What the exercise asks:
Please give the listing again in its entirety, exactly as written.

[Stored records]
## BEGIN
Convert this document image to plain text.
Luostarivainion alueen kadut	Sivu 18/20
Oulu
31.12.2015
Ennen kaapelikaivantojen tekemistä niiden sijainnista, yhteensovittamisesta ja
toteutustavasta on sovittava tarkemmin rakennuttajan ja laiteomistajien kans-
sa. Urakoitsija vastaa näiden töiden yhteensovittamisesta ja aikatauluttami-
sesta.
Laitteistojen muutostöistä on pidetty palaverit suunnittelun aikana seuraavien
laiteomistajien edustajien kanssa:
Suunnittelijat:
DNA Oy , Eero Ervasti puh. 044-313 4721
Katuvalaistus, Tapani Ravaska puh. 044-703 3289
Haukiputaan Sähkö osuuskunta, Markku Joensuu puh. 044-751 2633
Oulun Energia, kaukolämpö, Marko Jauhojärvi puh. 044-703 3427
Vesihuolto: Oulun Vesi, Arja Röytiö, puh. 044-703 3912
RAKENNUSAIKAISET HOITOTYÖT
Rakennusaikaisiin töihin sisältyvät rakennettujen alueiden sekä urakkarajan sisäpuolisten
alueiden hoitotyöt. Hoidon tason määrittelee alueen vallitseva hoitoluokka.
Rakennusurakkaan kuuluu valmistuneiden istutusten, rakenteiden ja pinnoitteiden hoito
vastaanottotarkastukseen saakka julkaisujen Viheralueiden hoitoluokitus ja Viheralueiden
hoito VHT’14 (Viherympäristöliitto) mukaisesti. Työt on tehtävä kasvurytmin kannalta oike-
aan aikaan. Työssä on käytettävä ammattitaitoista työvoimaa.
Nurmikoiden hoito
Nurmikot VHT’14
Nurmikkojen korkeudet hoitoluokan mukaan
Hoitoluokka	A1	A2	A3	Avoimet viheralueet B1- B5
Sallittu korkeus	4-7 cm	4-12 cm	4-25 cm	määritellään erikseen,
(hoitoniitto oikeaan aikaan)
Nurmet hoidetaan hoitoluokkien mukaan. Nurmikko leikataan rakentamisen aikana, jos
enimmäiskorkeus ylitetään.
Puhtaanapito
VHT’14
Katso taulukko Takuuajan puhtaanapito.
## END
Solution to the problem:
Convert this document image to plain text.
Luostarivainion alueen kadut	Sivu 18/20
Oulu
31.12.2015
Ennen kaapelikaivantojen tekemistä niiden sijainnista, yhteensovittamisesta ja
toteutustavasta on sovittava tarkemmin rakennuttajan ja laiteomistajien kans-
sa. Urakoitsija vastaa näiden töiden yhteensovittamisesta ja aikatauluttami-
sesta.
Laitteistojen muutostöistä on pidetty palaverit suunnittelun aikana seuraavien
laiteomistajien edustajien kanssa:
Suunnittelijat:
DNA Oy , Eero Ervasti puh. 044-313 4721
Katuvalaistus, Tapani Ravaska puh. 044-703 3289
Haukiputaan Sähkö osuuskunta, Markku Joensuu puh. 044-751 2633
Oulun Energia, kaukolämpö, Marko Jauhojärvi puh. 044-703 3427
Vesihuolto: Oulun Vesi, Arja Röytiö, puh. 044-703 3912
RAKENNUSAIKAISET HOITOTYÖT
Rakennusaikaisiin töihin sisältyvät rakennettujen alueiden sekä urakkarajan sisäpuolisten
alueiden hoitotyöt. Hoidon tason määrittelee alueen vallitseva hoitoluokka.
Rakennusurakkaan kuuluu valmistuneiden istutusten, rakenteiden ja pinnoitteiden hoito
vastaanottotarkastukseen saakka julkaisujen Viheralueiden hoitoluokitus ja Viheralueiden
hoito VHT’14 (Viherympäristöliitto) mukaisesti. Työt on tehtävä kasvurytmin kannalta oike-
aan aikaan. Työssä on käytettävä ammattitaitoista työvoimaa.
Nurmikoiden hoito
Nurmikot VHT’14
Nurmikkojen korkeudet hoitoluokan mukaan
Hoitoluokka	A1	A2	A3	Avoimet viheralueet B1- B5
Sallittu korkeus	4-7 cm	4-12 cm	4-25 cm	määritellään erikseen,
(hoitoniitto oikeaan aikaan)
Nurmet hoidetaan hoitoluokkien mukaan. Nurmikko leikataan rakentamisen aikana, jos
enimmäiskorkeus ylitetään.
Puhtaanapito
VHT’14
Katso taulukko Takuuajan puhtaanapito.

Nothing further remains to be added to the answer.